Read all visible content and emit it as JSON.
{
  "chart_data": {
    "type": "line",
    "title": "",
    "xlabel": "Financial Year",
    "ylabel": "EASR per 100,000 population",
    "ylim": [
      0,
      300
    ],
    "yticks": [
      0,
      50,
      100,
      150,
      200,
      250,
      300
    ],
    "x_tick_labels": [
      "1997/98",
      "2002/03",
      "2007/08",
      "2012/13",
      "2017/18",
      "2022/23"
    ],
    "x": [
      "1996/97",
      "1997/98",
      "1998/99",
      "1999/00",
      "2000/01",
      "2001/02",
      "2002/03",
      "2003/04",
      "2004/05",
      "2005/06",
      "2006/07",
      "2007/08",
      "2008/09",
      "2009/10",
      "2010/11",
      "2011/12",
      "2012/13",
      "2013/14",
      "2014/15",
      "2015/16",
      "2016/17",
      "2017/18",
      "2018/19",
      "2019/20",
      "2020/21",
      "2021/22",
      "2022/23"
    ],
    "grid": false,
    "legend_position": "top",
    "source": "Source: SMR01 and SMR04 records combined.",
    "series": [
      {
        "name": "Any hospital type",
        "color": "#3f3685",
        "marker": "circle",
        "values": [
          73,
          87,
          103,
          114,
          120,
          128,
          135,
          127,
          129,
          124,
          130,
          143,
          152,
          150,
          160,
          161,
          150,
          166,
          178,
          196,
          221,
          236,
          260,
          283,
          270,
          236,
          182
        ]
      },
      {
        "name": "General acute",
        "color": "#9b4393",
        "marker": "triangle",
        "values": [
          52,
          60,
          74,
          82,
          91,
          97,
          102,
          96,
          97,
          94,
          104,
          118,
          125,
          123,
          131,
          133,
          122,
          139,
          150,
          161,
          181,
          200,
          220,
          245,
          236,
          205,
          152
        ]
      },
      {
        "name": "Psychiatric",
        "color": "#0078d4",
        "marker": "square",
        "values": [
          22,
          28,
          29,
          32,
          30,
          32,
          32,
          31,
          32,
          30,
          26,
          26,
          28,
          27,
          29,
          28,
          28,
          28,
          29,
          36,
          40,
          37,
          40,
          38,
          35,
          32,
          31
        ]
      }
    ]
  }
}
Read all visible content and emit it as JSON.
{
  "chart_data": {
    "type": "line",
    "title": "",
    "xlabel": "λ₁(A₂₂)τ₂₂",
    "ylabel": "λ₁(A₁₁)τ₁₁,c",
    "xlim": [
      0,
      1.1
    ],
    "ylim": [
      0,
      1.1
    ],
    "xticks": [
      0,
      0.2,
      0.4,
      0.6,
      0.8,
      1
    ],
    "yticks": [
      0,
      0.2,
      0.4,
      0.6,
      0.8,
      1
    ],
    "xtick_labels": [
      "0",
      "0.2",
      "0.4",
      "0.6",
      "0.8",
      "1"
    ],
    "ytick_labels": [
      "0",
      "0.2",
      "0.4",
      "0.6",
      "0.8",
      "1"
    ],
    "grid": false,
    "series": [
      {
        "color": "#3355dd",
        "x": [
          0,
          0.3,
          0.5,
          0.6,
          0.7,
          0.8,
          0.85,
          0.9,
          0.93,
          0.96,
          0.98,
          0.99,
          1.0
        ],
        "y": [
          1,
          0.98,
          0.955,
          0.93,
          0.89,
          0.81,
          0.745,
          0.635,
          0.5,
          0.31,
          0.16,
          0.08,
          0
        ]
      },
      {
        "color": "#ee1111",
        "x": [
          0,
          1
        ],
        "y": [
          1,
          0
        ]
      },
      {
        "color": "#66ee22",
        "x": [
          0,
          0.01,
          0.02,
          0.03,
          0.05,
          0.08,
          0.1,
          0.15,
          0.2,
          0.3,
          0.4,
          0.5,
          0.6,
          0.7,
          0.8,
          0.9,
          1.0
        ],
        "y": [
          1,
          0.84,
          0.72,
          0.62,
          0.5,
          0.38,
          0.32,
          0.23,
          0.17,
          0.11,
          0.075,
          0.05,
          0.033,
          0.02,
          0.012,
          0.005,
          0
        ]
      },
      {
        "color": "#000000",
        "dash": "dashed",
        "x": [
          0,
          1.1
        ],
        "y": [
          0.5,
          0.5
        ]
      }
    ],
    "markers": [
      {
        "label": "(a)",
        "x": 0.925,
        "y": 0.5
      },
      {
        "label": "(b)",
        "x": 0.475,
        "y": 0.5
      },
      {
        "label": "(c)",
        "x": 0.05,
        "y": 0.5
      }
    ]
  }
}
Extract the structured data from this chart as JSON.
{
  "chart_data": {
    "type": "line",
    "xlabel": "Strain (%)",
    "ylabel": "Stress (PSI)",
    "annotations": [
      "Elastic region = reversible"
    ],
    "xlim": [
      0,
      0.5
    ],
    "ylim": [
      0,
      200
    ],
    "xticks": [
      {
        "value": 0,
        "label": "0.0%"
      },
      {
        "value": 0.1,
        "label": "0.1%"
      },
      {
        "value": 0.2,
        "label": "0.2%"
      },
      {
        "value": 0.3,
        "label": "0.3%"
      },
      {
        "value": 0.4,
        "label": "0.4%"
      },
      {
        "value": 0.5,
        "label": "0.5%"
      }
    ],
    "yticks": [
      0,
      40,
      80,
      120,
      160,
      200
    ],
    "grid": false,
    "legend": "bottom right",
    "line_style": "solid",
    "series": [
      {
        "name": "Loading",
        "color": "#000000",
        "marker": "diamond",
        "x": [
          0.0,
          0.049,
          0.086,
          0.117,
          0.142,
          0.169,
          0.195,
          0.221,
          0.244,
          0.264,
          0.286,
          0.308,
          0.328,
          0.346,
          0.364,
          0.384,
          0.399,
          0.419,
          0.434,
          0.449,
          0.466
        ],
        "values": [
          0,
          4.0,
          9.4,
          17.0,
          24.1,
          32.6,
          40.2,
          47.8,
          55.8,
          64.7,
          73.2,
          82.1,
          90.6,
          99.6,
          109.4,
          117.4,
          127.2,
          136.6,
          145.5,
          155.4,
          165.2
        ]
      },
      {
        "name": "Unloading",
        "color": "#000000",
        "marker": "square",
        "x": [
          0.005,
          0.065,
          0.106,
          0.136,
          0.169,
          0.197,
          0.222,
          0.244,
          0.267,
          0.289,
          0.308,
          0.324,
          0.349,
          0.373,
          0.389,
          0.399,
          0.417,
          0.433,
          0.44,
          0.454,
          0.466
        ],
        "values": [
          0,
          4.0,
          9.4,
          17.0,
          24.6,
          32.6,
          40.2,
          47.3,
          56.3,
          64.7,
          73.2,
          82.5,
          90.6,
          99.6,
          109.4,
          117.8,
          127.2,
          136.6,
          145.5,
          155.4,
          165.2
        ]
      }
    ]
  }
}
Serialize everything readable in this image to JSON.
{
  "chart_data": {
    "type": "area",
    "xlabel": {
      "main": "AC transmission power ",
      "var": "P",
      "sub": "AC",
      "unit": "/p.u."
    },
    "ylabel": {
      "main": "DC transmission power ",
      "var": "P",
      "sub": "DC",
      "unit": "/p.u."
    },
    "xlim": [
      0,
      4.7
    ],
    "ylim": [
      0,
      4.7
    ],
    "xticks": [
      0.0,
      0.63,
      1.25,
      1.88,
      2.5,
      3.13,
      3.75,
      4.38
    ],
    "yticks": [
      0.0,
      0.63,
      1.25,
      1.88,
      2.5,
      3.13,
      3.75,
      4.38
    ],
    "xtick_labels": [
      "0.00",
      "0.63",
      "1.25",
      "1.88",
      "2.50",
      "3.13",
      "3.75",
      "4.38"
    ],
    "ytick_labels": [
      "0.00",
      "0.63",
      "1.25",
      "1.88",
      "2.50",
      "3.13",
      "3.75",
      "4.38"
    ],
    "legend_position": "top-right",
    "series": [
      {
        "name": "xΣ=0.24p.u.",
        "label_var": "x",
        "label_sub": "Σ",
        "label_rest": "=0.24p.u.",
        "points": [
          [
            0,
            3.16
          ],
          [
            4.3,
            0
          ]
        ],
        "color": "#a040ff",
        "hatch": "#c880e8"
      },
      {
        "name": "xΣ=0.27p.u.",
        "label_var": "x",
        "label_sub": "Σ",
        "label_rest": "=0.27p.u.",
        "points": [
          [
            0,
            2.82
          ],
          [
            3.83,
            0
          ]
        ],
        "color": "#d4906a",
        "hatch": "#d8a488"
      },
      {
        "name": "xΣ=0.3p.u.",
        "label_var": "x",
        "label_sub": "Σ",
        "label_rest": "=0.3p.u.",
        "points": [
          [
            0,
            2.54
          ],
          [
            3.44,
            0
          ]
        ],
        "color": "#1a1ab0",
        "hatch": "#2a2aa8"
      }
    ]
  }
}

◆ ◆ ◆ ◆ ◆

Search the data above for the string "right" and copy each line that has it.

— Exercise solution —
    "legend": "bottom right",
    "legend_position": "top-right",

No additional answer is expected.